• [Written exercise]: What follows is a listing; restate every line of it word for word.

• [Dataset excerpts]:
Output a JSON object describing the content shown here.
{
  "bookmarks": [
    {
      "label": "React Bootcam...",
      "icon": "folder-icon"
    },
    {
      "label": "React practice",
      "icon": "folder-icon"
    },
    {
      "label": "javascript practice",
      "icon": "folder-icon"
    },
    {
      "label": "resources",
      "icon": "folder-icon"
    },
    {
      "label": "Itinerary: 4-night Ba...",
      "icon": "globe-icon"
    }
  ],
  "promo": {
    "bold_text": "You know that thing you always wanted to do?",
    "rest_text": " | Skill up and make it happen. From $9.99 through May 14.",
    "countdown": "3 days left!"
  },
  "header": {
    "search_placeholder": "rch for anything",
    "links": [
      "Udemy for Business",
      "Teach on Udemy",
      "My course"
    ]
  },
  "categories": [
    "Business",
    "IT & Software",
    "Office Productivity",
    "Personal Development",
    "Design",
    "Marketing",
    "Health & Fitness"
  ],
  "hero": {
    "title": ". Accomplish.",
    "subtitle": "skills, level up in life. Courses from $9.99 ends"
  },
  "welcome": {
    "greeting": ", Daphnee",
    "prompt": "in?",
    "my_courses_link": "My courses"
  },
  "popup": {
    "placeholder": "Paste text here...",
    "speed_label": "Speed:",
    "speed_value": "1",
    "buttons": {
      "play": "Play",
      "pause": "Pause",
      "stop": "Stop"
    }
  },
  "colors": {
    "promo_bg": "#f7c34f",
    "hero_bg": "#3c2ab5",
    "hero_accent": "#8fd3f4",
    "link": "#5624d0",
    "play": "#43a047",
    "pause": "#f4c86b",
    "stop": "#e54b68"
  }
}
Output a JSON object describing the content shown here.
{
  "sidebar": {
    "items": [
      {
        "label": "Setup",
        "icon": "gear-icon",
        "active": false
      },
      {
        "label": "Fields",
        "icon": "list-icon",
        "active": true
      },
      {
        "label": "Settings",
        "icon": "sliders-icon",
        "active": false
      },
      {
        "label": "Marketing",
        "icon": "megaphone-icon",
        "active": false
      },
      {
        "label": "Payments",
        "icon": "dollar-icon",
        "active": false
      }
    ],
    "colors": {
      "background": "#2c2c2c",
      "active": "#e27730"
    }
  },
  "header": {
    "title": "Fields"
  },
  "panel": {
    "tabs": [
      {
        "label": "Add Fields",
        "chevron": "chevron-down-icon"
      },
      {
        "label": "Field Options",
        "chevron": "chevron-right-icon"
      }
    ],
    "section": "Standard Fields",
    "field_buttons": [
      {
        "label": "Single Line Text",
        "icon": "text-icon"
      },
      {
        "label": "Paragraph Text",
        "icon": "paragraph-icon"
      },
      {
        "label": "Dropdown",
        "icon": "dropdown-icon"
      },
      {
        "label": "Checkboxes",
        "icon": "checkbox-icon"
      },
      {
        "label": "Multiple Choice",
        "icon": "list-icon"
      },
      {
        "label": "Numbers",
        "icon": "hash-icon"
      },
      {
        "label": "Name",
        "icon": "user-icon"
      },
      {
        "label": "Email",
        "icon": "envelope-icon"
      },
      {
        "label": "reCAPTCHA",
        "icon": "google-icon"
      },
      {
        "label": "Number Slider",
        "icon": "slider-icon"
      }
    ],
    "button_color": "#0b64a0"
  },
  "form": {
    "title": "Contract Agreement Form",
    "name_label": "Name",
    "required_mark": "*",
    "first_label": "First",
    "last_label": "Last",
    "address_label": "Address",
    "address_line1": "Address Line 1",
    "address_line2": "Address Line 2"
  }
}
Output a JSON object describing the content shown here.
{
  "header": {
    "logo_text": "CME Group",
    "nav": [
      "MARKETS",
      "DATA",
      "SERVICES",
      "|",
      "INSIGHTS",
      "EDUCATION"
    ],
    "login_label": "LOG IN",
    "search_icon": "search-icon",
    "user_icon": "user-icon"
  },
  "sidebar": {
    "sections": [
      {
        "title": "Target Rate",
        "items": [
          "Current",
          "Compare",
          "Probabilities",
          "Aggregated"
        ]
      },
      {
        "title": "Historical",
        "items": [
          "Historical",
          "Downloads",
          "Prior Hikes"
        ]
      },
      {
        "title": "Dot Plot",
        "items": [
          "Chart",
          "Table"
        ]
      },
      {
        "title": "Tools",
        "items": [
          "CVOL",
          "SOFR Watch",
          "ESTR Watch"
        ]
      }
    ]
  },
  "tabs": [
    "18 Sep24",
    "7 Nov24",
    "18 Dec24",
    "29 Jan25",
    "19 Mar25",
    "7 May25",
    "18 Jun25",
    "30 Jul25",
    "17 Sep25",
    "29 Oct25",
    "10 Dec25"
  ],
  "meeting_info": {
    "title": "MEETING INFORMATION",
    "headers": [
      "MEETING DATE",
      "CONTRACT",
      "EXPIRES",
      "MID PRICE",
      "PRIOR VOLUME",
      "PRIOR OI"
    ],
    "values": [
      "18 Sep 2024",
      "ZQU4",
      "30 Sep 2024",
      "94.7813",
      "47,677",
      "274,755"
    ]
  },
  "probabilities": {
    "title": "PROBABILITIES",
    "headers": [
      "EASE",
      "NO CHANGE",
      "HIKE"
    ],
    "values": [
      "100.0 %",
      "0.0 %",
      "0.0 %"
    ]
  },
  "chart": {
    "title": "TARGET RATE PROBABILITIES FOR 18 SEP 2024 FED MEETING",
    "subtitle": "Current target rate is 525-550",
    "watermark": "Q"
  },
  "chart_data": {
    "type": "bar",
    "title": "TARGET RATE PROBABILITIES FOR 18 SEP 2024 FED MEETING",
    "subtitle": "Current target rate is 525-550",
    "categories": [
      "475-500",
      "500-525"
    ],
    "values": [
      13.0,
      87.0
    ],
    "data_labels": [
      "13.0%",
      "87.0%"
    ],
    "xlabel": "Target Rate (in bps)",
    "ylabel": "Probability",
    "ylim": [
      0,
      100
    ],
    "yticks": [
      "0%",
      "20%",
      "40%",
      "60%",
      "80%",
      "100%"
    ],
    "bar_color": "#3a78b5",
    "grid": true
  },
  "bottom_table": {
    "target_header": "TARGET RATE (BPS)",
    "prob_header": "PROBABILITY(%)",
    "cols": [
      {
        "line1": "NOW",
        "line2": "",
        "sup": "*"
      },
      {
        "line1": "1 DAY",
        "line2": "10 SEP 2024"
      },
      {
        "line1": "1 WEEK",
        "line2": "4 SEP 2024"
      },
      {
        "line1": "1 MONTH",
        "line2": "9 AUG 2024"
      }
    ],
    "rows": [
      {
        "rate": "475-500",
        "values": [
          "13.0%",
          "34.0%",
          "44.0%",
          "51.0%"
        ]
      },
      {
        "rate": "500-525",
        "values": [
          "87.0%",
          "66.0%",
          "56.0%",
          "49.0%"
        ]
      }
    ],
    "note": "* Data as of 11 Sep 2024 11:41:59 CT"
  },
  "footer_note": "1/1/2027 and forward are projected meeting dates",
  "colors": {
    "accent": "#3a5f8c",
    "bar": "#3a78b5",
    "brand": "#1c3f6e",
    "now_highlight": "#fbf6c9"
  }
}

• [Response to this task]:
Output a JSON object describing the content shown here.
{
  "bookmarks": [
    {
      "label": "React Bootcam...",
      "icon": "folder-icon"
    },
    {
      "label": "React practice",
      "icon": "folder-icon"
    },
    {
      "label": "javascript practice",
      "icon": "folder-icon"
    },
    {
      "label": "resources",
      "icon": "folder-icon"
    },
    {
      "label": "Itinerary: 4-night Ba...",
      "icon": "globe-icon"
    }
  ],
  "promo": {
    "bold_text": "You know that thing you always wanted to do?",
    "rest_text": " | Skill up and make it happen. From $9.99 through May 14.",
    "countdown": "3 days left!"
  },
  "header": {
    "search_placeholder": "rch for anything",
    "links": [
      "Udemy for Business",
      "Teach on Udemy",
      "My course"
    ]
  },
  "categories": [
    "Business",
    "IT & Software",
    "Office Productivity",
    "Personal Development",
    "Design",
    "Marketing",
    "Health & Fitness"
  ],
  "hero": {
    "title": ". Accomplish.",
    "subtitle": "skills, level up in life. Courses from $9.99 ends"
  },
  "welcome": {
    "greeting": ", Daphnee",
    "prompt": "in?",
    "my_courses_link": "My courses"
  },
  "popup": {
    "placeholder": "Paste text here...",
    "speed_label": "Speed:",
    "speed_value": "1",
    "buttons": {
      "play": "Play",
      "pause": "Pause",
      "stop": "Stop"
    }
  },
  "colors": {
    "promo_bg": "#f7c34f",
    "hero_bg": "#3c2ab5",
    "hero_accent": "#8fd3f4",
    "link": "#5624d0",
    "play": "#43a047",
    "pause": "#f4c86b",
    "stop": "#e54b68"
  }
}
Output a JSON object describing the content shown here.
{
  "sidebar": {
    "items": [
      {
        "label": "Setup",
        "icon": "gear-icon",
        "active": false
      },
      {
        "label": "Fields",
        "icon": "list-icon",
        "active": true
      },
      {
        "label": "Settings",
        "icon": "sliders-icon",
        "active": false
      },
      {
        "label": "Marketing",
        "icon": "megaphone-icon",
        "active": false
      },
      {
        "label": "Payments",
        "icon": "dollar-icon",
        "active": false
      }
    ],
    "colors": {
      "background": "#2c2c2c",
      "active": "#e27730"
    }
  },
  "header": {
    "title": "Fields"
  },
  "panel": {
    "tabs": [
      {
        "label": "Add Fields",
        "chevron": "chevron-down-icon"
      },
      {
        "label": "Field Options",
        "chevron": "chevron-right-icon"
      }
    ],
    "section": "Standard Fields",
    "field_buttons": [
      {
        "label": "Single Line Text",
        "icon": "text-icon"
      },
      {
        "label": "Paragraph Text",
        "icon": "paragraph-icon"
      },
      {
        "label": "Dropdown",
        "icon": "dropdown-icon"
      },
      {
        "label": "Checkboxes",
        "icon": "checkbox-icon"
      },
      {
        "label": "Multiple Choice",
        "icon": "list-icon"
      },
      {
        "label": "Numbers",
        "icon": "hash-icon"
      },
      {
        "label": "Name",
        "icon": "user-icon"
      },
      {
        "label": "Email",
        "icon": "envelope-icon"
      },
      {
        "label": "reCAPTCHA",
        "icon": "google-icon"
      },
      {
        "label": "Number Slider",
        "icon": "slider-icon"
      }
    ],
    "button_color": "#0b64a0"
  },
  "form": {
    "title": "Contract Agreement Form",
    "name_label": "Name",
    "required_mark": "*",
    "first_label": "First",
    "last_label": "Last",
    "address_label": "Address",
    "address_line1": "Address Line 1",
    "address_line2": "Address Line 2"
  }
}
Output a JSON object describing the content shown here.
{
  "header": {
    "logo_text": "CME Group",
    "nav": [
      "MARKETS",
      "DATA",
      "SERVICES",
      "|",
      "INSIGHTS",
      "EDUCATION"
    ],
    "login_label": "LOG IN",
    "search_icon": "search-icon",
    "user_icon": "user-icon"
  },
  "sidebar": {
    "sections": [
      {
        "title": "Target Rate",
        "items": [
          "Current",
          "Compare",
          "Probabilities",
          "Aggregated"
        ]
      },
      {
        "title": "Historical",
        "items": [
          "Historical",
          "Downloads",
          "Prior Hikes"
        ]
      },
      {
        "title": "Dot Plot",
        "items": [
          "Chart",
          "Table"
        ]
      },
      {
        "title": "Tools",
        "items": [
          "CVOL",
          "SOFR Watch",
          "ESTR Watch"
        ]
      }
    ]
  },
  "tabs": [
    "18 Sep24",
    "7 Nov24",
    "18 Dec24",
    "29 Jan25",
    "19 Mar25",
    "7 May25",
    "18 Jun25",
    "30 Jul25",
    "17 Sep25",
    "29 Oct25",
    "10 Dec25"
  ],
  "meeting_info": {
    "title": "MEETING INFORMATION",
    "headers": [
      "MEETING DATE",
      "CONTRACT",
      "EXPIRES",
      "MID PRICE",
      "PRIOR VOLUME",
      "PRIOR OI"
    ],
    "values": [
      "18 Sep 2024",
      "ZQU4",
      "30 Sep 2024",
      "94.7813",
      "47,677",
      "274,755"
    ]
  },
  "probabilities": {
    "title": "PROBABILITIES",
    "headers": [
      "EASE",
      "NO CHANGE",
      "HIKE"
    ],
    "values": [
      "100.0 %",
      "0.0 %",
      "0.0 %"
    ]
  },
  "chart": {
    "title": "TARGET RATE PROBABILITIES FOR 18 SEP 2024 FED MEETING",
    "subtitle": "Current target rate is 525-550",
    "watermark": "Q"
  },
  "chart_data": {
    "type": "bar",
    "title": "TARGET RATE PROBABILITIES FOR 18 SEP 2024 FED MEETING",
    "subtitle": "Current target rate is 525-550",
    "categories": [
      "475-500",
      "500-525"
    ],
    "values": [
      13.0,
      87.0
    ],
    "data_labels": [
      "13.0%",
      "87.0%"
    ],
    "xlabel": "Target Rate (in bps)",
    "ylabel": "Probability",
    "ylim": [
      0,
      100
    ],
    "yticks": [
      "0%",
      "20%",
      "40%",
      "60%",
      "80%",
      "100%"
    ],
    "bar_color": "#3a78b5",
    "grid": true
  },
  "bottom_table": {
    "target_header": "TARGET RATE (BPS)",
    "prob_header": "PROBABILITY(%)",
    "cols": [
      {
        "line1": "NOW",
        "line2": "",
        "sup": "*"
      },
      {
        "line1": "1 DAY",
        "line2": "10 SEP 2024"
      },
      {
        "line1": "1 WEEK",
        "line2": "4 SEP 2024"
      },
      {
        "line1": "1 MONTH",
        "line2": "9 AUG 2024"
      }
    ],
    "rows": [
      {
        "rate": "475-500",
        "values": [
          "13.0%",
          "34.0%",
          "44.0%",
          "51.0%"
        ]
      },
      {
        "rate": "500-525",
        "values": [
          "87.0%",
          "66.0%",
          "56.0%",
          "49.0%"
        ]
      }
    ],
    "note": "* Data as of 11 Sep 2024 11:41:59 CT"
  },
  "footer_note": "1/1/2027 and forward are projected meeting dates",
  "colors": {
    "accent": "#3a5f8c",
    "bar": "#3a78b5",
    "brand": "#1c3f6e",
    "now_highlight": "#fbf6c9"
  }
}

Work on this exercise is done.